(Dataset rows about figures)
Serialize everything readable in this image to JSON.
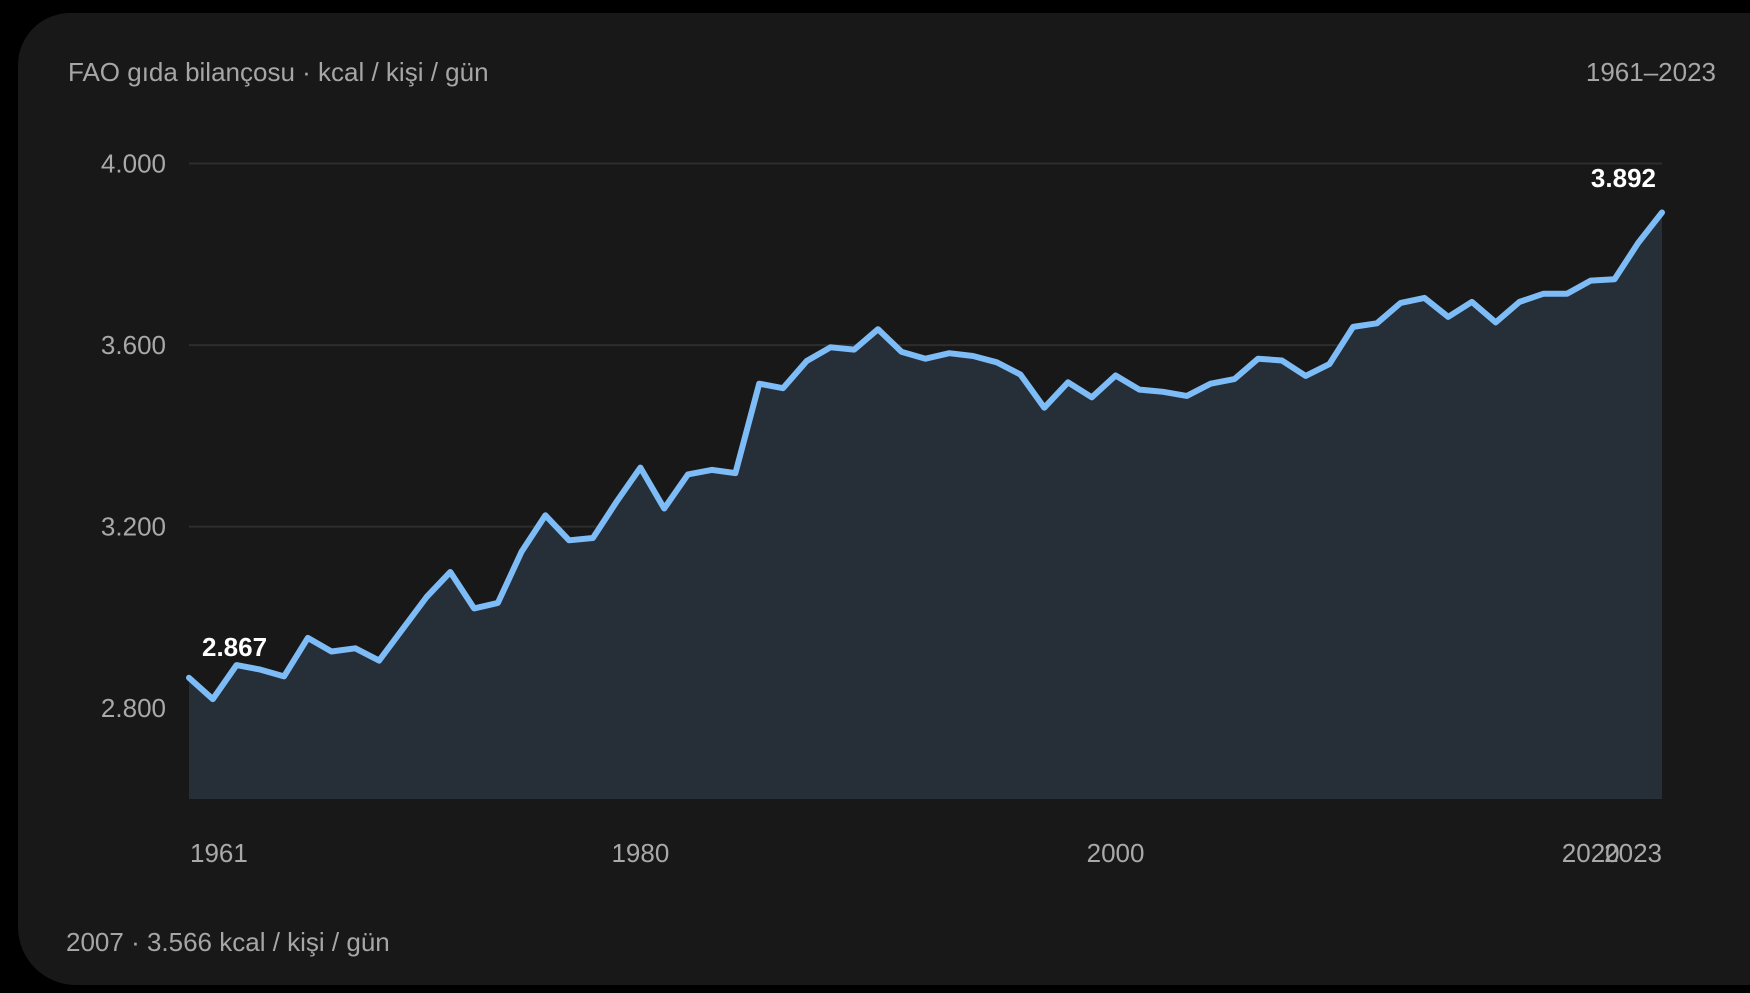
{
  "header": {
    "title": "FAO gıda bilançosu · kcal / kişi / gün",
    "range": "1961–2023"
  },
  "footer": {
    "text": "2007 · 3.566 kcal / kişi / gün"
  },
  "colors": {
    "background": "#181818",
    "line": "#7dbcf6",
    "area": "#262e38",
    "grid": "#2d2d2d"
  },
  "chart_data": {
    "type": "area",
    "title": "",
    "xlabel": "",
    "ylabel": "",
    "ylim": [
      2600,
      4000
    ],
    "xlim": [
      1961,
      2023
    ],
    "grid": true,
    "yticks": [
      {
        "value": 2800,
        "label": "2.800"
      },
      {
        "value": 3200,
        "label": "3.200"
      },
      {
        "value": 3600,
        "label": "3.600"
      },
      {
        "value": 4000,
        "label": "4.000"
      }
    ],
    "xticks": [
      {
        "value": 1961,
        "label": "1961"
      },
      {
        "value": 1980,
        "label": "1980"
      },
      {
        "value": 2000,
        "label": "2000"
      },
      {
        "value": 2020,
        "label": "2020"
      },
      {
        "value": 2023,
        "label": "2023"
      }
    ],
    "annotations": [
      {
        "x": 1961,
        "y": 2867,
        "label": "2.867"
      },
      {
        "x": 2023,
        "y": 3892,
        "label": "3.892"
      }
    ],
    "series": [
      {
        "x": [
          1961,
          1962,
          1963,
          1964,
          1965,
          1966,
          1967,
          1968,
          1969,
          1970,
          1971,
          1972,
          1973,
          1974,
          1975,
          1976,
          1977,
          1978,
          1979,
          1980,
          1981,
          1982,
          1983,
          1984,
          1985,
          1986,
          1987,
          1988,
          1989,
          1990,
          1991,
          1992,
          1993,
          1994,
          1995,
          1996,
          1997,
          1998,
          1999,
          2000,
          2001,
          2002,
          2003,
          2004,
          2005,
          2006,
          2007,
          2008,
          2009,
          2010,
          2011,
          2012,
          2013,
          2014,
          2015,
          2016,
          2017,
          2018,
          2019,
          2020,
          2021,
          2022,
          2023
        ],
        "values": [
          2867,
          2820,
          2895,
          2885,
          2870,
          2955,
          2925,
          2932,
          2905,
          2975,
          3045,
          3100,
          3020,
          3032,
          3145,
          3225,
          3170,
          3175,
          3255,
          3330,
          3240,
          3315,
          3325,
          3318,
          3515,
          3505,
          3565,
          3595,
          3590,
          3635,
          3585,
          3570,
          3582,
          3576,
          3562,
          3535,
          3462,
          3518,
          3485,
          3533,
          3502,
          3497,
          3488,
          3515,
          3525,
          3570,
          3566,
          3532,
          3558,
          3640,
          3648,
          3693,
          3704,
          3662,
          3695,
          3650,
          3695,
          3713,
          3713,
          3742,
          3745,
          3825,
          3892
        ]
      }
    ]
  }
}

(REQUEST) In the entries above, locate every line with the word "title" and copy it.

(EXERCISE OUTPUT)
    "title": "FAO gıda bilançosu · kcal / kişi / gün",
    "title": "",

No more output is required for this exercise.